**DATA SUPPLIED**
%%
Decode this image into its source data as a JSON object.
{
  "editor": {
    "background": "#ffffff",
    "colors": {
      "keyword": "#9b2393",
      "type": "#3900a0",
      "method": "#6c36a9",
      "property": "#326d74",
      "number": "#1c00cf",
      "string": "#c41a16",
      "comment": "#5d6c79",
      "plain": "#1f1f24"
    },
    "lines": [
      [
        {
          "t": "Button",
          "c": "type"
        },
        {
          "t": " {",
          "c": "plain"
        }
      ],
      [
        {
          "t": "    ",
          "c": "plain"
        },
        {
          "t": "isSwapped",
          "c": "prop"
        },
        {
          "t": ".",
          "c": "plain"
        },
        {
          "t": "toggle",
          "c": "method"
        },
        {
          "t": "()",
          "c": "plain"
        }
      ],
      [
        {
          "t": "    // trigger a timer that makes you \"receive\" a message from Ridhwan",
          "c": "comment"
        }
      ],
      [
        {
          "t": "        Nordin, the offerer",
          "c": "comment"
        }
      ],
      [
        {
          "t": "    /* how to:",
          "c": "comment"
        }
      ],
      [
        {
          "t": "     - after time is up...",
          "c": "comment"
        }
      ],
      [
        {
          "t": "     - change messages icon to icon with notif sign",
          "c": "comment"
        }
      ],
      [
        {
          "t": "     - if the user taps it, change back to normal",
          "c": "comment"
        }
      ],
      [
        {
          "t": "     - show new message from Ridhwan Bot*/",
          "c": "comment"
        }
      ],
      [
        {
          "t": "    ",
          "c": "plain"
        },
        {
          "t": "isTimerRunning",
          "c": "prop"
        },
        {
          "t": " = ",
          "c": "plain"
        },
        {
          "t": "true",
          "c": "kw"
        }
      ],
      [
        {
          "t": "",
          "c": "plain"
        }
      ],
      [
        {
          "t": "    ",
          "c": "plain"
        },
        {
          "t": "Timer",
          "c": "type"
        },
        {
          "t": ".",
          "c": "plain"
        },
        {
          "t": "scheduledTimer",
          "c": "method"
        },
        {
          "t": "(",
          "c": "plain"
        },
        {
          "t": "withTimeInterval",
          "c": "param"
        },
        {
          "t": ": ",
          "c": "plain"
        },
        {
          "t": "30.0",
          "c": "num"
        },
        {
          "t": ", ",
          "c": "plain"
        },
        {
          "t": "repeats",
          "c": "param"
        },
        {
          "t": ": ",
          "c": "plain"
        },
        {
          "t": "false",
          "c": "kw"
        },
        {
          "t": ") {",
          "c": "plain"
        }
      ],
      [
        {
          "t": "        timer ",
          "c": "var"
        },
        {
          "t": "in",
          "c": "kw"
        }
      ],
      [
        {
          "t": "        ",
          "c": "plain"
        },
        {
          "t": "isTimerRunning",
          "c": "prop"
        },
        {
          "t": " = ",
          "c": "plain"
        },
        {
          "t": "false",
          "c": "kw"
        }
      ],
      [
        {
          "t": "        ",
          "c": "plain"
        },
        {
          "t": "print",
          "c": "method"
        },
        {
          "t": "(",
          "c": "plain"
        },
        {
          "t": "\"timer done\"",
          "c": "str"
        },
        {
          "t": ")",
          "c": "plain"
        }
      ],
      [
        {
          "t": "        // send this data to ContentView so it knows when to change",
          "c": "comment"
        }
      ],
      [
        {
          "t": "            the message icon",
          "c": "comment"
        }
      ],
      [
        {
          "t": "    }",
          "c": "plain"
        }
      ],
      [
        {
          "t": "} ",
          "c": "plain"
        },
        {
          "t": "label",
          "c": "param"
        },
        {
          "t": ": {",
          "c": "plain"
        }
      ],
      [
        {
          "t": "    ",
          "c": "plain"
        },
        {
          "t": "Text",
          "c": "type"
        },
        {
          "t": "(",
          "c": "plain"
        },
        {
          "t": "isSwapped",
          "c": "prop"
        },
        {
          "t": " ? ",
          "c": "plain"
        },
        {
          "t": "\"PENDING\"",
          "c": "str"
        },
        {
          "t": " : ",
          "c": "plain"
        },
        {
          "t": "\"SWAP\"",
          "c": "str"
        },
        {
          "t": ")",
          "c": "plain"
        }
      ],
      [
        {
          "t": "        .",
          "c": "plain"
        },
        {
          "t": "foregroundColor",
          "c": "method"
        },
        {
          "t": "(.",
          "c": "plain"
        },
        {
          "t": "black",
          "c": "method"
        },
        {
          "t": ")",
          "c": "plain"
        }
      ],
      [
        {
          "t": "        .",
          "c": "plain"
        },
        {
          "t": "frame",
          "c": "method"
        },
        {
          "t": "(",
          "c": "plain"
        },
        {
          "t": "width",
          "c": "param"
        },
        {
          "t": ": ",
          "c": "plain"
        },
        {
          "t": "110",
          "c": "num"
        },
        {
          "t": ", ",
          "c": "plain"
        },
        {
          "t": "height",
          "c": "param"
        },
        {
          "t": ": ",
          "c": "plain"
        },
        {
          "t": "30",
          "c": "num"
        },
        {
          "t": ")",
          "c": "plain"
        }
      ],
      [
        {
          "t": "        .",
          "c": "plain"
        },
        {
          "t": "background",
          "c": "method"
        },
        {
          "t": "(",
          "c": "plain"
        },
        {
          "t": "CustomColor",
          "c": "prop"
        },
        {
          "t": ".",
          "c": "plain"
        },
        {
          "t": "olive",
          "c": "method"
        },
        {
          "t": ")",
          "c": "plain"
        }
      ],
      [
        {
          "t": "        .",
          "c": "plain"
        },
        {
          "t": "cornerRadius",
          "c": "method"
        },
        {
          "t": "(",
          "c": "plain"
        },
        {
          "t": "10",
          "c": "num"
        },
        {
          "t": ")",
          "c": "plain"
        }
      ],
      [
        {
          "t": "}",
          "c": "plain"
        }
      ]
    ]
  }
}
%%
**WRITTEN EXERCISE**
Return every line above that contains the word "from".

**RESPONSE TO THIS EXERCISE**
          "t": "    // trigger a timer that makes you \"receive\" a message from Ridhwan",
          "t": "     - show new message from Ridhwan Bot*/",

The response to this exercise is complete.